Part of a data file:
● ● ● ● ●
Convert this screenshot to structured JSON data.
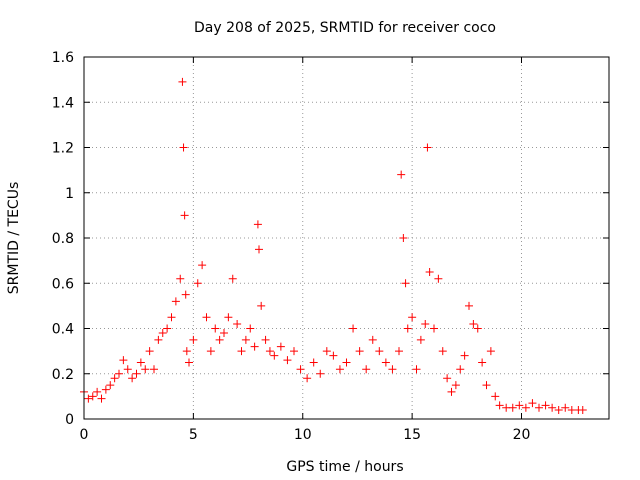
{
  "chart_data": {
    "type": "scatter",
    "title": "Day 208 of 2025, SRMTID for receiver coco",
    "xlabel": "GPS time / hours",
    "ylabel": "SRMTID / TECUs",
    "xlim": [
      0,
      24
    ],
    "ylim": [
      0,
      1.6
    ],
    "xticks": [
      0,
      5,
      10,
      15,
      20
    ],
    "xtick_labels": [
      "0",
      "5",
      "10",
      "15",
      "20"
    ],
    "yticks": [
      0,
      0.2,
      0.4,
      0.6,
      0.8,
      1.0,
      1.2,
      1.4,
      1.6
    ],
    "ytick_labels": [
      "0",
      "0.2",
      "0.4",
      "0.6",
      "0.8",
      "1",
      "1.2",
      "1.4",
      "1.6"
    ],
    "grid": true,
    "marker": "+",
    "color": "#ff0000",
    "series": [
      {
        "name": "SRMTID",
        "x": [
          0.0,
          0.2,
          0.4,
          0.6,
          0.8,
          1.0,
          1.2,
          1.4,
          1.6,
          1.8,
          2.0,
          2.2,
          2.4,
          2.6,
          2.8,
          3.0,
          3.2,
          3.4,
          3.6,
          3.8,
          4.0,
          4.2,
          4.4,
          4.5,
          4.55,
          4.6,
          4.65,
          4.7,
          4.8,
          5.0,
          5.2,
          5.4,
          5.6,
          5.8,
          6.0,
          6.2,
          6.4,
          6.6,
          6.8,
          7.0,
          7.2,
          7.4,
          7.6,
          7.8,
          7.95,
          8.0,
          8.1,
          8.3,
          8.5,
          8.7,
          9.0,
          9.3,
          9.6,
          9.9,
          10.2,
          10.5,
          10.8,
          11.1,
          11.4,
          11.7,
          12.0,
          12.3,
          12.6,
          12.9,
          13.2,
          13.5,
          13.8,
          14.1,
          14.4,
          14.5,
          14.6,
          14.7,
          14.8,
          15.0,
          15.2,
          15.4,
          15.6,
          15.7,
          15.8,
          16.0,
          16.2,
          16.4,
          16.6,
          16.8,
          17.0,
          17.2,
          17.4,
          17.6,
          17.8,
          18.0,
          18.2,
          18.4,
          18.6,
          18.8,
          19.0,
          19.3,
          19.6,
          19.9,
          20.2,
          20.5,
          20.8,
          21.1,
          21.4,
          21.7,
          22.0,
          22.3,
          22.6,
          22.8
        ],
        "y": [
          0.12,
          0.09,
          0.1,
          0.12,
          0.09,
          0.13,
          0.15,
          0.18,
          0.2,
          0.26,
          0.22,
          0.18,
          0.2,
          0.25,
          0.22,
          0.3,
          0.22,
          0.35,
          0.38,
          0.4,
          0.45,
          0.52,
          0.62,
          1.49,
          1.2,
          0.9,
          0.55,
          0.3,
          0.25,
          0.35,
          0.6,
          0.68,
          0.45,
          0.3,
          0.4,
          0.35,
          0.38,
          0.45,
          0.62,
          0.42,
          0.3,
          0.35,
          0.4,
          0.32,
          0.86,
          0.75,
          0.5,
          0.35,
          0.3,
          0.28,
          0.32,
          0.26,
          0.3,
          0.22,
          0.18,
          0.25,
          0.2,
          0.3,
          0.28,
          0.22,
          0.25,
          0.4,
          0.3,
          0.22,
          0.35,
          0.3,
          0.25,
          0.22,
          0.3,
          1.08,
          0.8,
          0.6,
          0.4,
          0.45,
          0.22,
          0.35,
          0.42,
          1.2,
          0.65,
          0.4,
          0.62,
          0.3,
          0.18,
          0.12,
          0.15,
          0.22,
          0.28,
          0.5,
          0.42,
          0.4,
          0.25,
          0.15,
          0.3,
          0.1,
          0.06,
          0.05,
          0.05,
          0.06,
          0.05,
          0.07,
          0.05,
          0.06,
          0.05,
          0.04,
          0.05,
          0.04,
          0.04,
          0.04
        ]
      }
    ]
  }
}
● ● ● ● ●
What you need to do:
Restate the whole listing above exactly, except for its images.

Response to the exercise:
Convert this screenshot to structured JSON data.
{
  "chart_data": {
    "type": "scatter",
    "title": "Day 208 of 2025, SRMTID for receiver coco",
    "xlabel": "GPS time / hours",
    "ylabel": "SRMTID / TECUs",
    "xlim": [
      0,
      24
    ],
    "ylim": [
      0,
      1.6
    ],
    "xticks": [
      0,
      5,
      10,
      15,
      20
    ],
    "xtick_labels": [
      "0",
      "5",
      "10",
      "15",
      "20"
    ],
    "yticks": [
      0,
      0.2,
      0.4,
      0.6,
      0.8,
      1.0,
      1.2,
      1.4,
      1.6
    ],
    "ytick_labels": [
      "0",
      "0.2",
      "0.4",
      "0.6",
      "0.8",
      "1",
      "1.2",
      "1.4",
      "1.6"
    ],
    "grid": true,
    "marker": "+",
    "color": "#ff0000",
    "series": [
      {
        "name": "SRMTID",
        "x": [
          0.0,
          0.2,
          0.4,
          0.6,
          0.8,
          1.0,
          1.2,
          1.4,
          1.6,
          1.8,
          2.0,
          2.2,
          2.4,
          2.6,
          2.8,
          3.0,
          3.2,
          3.4,
          3.6,
          3.8,
          4.0,
          4.2,
          4.4,
          4.5,
          4.55,
          4.6,
          4.65,
          4.7,
          4.8,
          5.0,
          5.2,
          5.4,
          5.6,
          5.8,
          6.0,
          6.2,
          6.4,
          6.6,
          6.8,
          7.0,
          7.2,
          7.4,
          7.6,
          7.8,
          7.95,
          8.0,
          8.1,
          8.3,
          8.5,
          8.7,
          9.0,
          9.3,
          9.6,
          9.9,
          10.2,
          10.5,
          10.8,
          11.1,
          11.4,
          11.7,
          12.0,
          12.3,
          12.6,
          12.9,
          13.2,
          13.5,
          13.8,
          14.1,
          14.4,
          14.5,
          14.6,
          14.7,
          14.8,
          15.0,
          15.2,
          15.4,
          15.6,
          15.7,
          15.8,
          16.0,
          16.2,
          16.4,
          16.6,
          16.8,
          17.0,
          17.2,
          17.4,
          17.6,
          17.8,
          18.0,
          18.2,
          18.4,
          18.6,
          18.8,
          19.0,
          19.3,
          19.6,
          19.9,
          20.2,
          20.5,
          20.8,
          21.1,
          21.4,
          21.7,
          22.0,
          22.3,
          22.6,
          22.8
        ],
        "y": [
          0.12,
          0.09,
          0.1,
          0.12,
          0.09,
          0.13,
          0.15,
          0.18,
          0.2,
          0.26,
          0.22,
          0.18,
          0.2,
          0.25,
          0.22,
          0.3,
          0.22,
          0.35,
          0.38,
          0.4,
          0.45,
          0.52,
          0.62,
          1.49,
          1.2,
          0.9,
          0.55,
          0.3,
          0.25,
          0.35,
          0.6,
          0.68,
          0.45,
          0.3,
          0.4,
          0.35,
          0.38,
          0.45,
          0.62,
          0.42,
          0.3,
          0.35,
          0.4,
          0.32,
          0.86,
          0.75,
          0.5,
          0.35,
          0.3,
          0.28,
          0.32,
          0.26,
          0.3,
          0.22,
          0.18,
          0.25,
          0.2,
          0.3,
          0.28,
          0.22,
          0.25,
          0.4,
          0.3,
          0.22,
          0.35,
          0.3,
          0.25,
          0.22,
          0.3,
          1.08,
          0.8,
          0.6,
          0.4,
          0.45,
          0.22,
          0.35,
          0.42,
          1.2,
          0.65,
          0.4,
          0.62,
          0.3,
          0.18,
          0.12,
          0.15,
          0.22,
          0.28,
          0.5,
          0.42,
          0.4,
          0.25,
          0.15,
          0.3,
          0.1,
          0.06,
          0.05,
          0.05,
          0.06,
          0.05,
          0.07,
          0.05,
          0.06,
          0.05,
          0.04,
          0.05,
          0.04,
          0.04,
          0.04
        ]
      }
    ]
  }
}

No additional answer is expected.